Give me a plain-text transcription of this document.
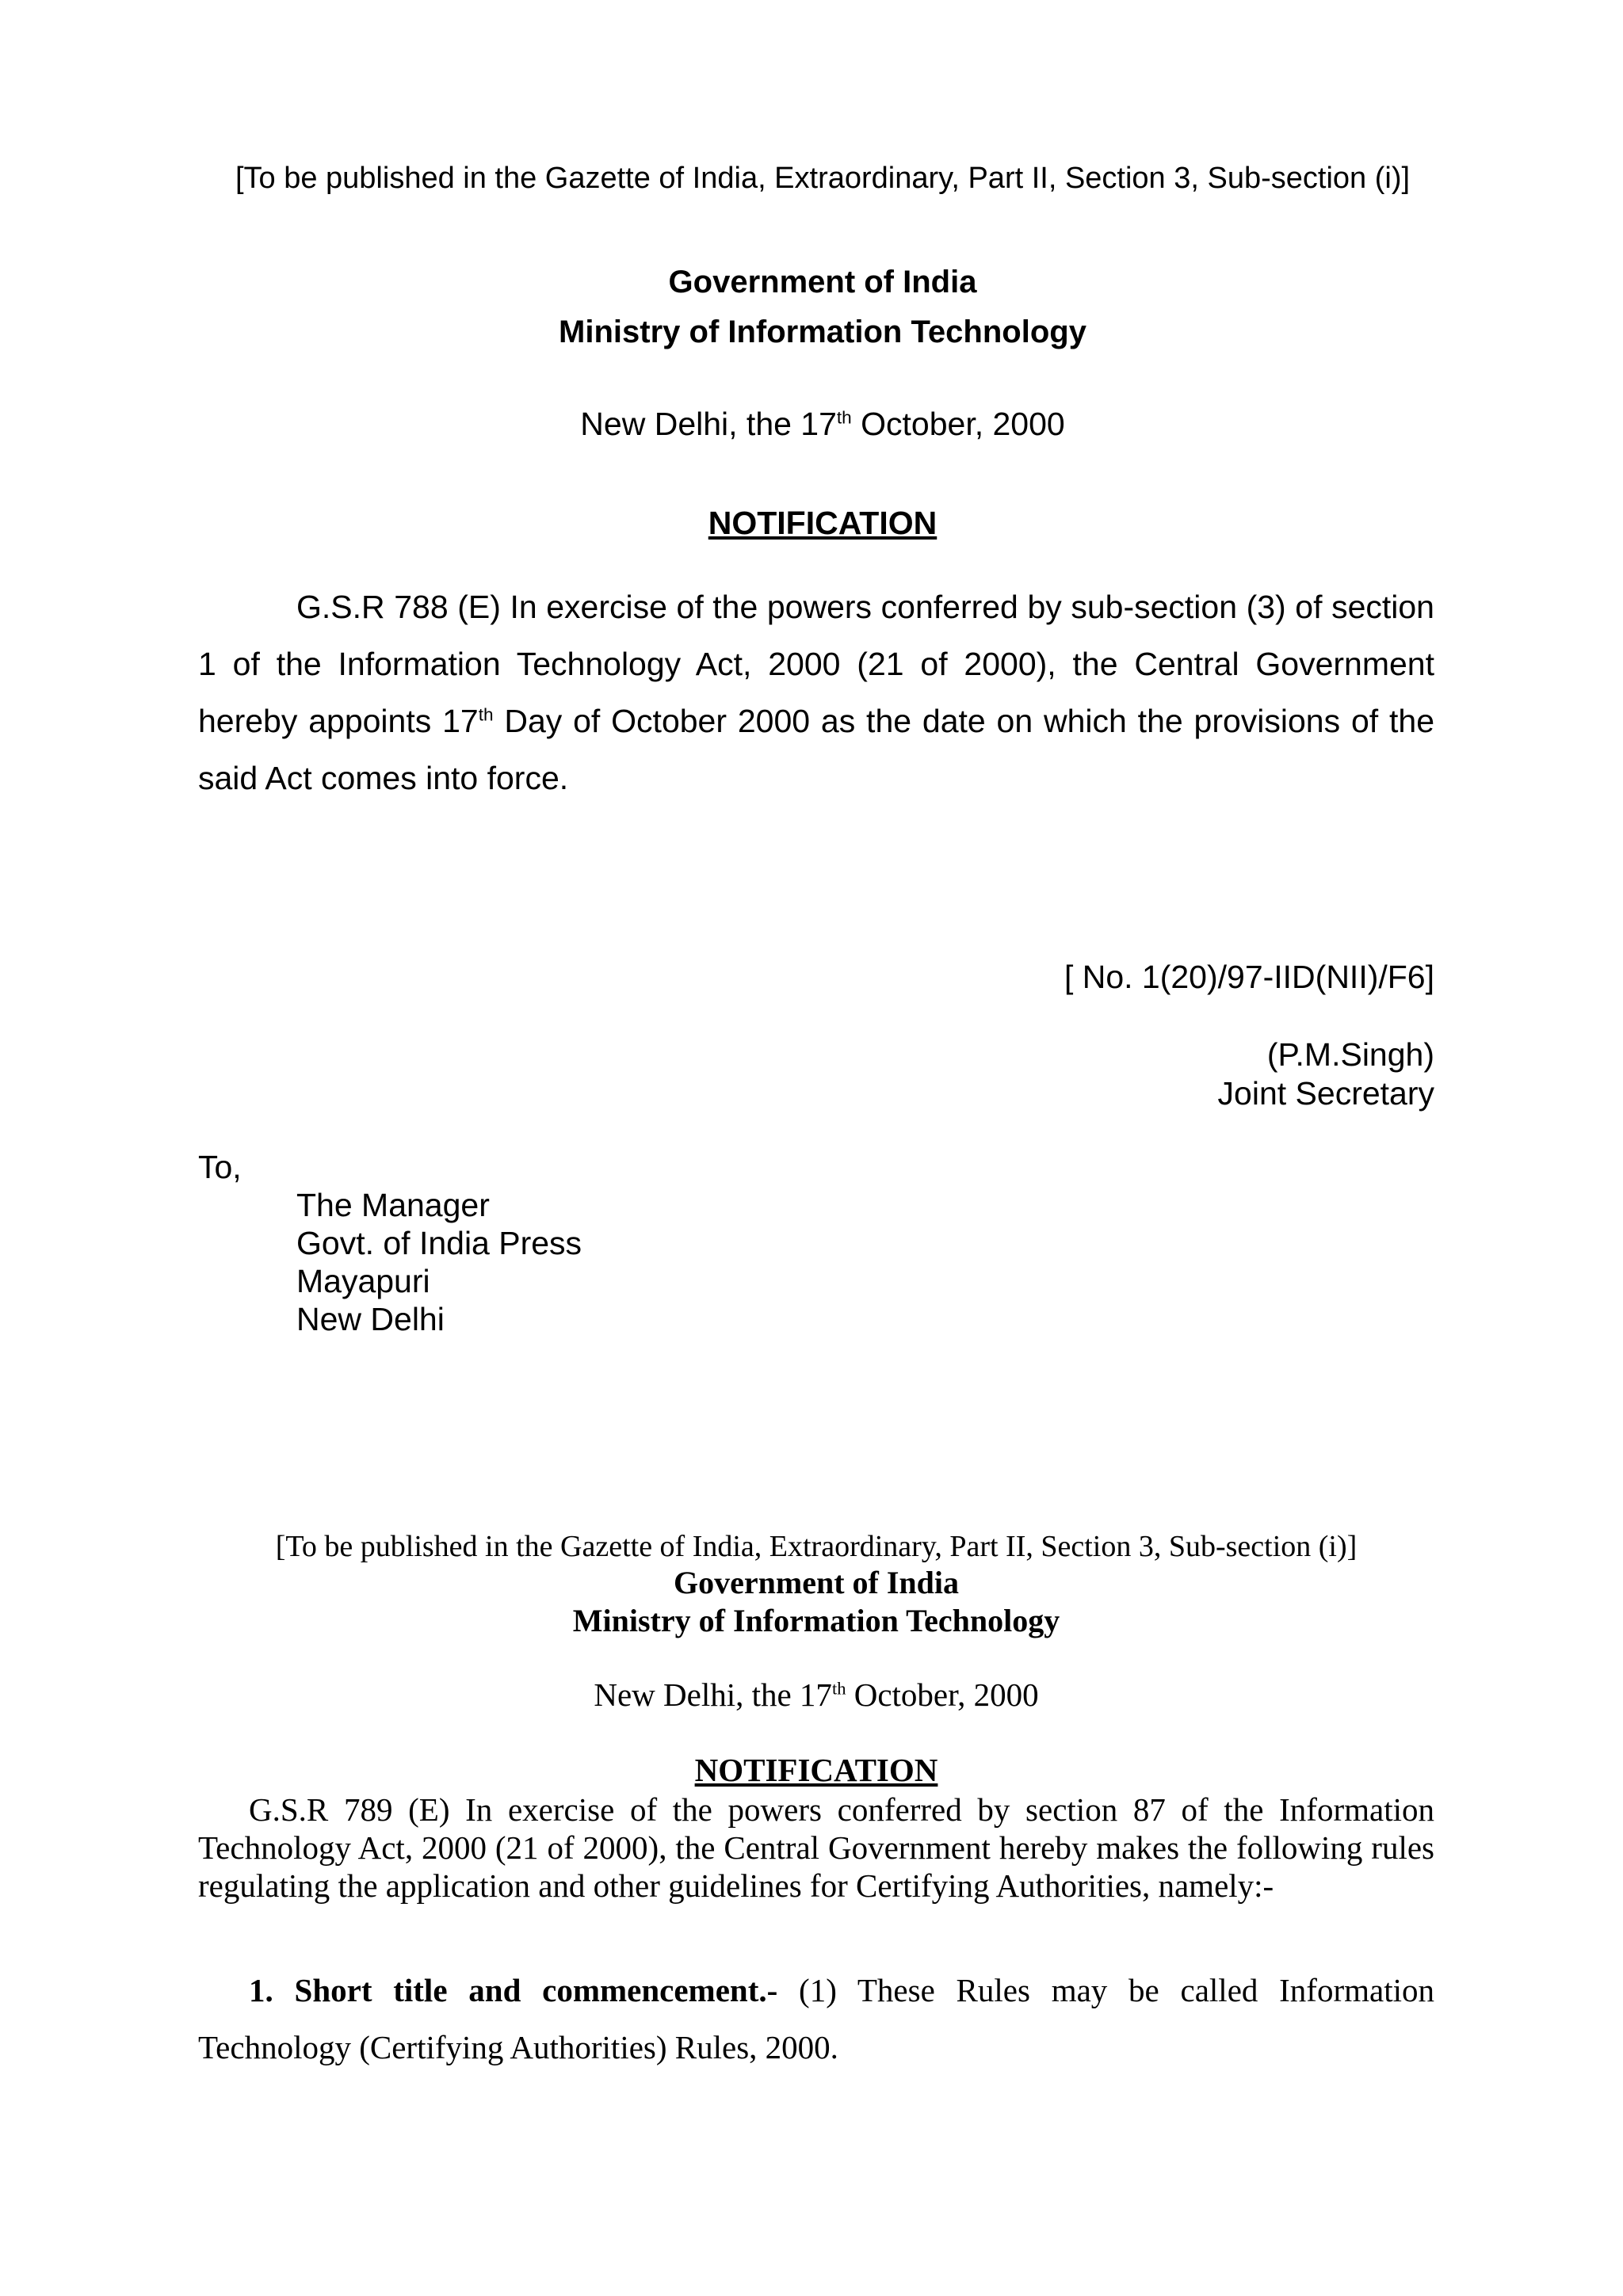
[To be published in the Gazette of India, Extraordinary, Part II, Section 3, Sub-section (i)]
Government of India
Ministry of Information Technology
New Delhi, the 17th October, 2000
NOTIFICATION
G.S.R 788 (E) In exercise of the powers conferred by sub-section (3) of section 1 of the Information Technology Act, 2000 (21 of 2000), the Central Government hereby appoints 17th Day of October 2000 as the date on which the provisions of the said Act comes into force.
[ No. 1(20)/97-IID(NII)/F6]
(P.M.Singh)
Joint Secretary
To,
The Manager
Govt. of India Press
Mayapuri
New Delhi
[To be published in the Gazette of India, Extraordinary, Part II, Section 3, Sub-section (i)]
Government of India
Ministry of Information Technology
New Delhi, the 17th October, 2000
NOTIFICATION
G.S.R 789 (E) In exercise of the powers conferred by section 87 of the Information Technology Act, 2000 (21 of 2000), the Central Government hereby makes the following rules regulating the application and other guidelines for Certifying Authorities, namely:-
1. Short title and commencement.- (1) These Rules may be called Information Technology (Certifying Authorities) Rules, 2000.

☆ ☆ ☆ ☆ ☆

# Task objective
Each line of the material must be retyped exactly, except that images are omitted.

# Written solution
Give me a plain-text transcription of this document.
[To be published in the Gazette of India, Extraordinary, Part II, Section 3, Sub-section (i)]
Government of India
Ministry of Information Technology
New Delhi, the 17th October, 2000
NOTIFICATION
G.S.R 788 (E) In exercise of the powers conferred by sub-section (3) of section 1 of the Information Technology Act, 2000 (21 of 2000), the Central Government hereby appoints 17th Day of October 2000 as the date on which the provisions of the said Act comes into force.
[ No. 1(20)/97-IID(NII)/F6]
(P.M.Singh)
Joint Secretary
To,
The Manager
Govt. of India Press
Mayapuri
New Delhi
[To be published in the Gazette of India, Extraordinary, Part II, Section 3, Sub-section (i)]
Government of India
Ministry of Information Technology
New Delhi, the 17th October, 2000
NOTIFICATION
G.S.R 789 (E) In exercise of the powers conferred by section 87 of the Information Technology Act, 2000 (21 of 2000), the Central Government hereby makes the following rules regulating the application and other guidelines for Certifying Authorities, namely:-
1. Short title and commencement.- (1) These Rules may be called Information Technology (Certifying Authorities) Rules, 2000.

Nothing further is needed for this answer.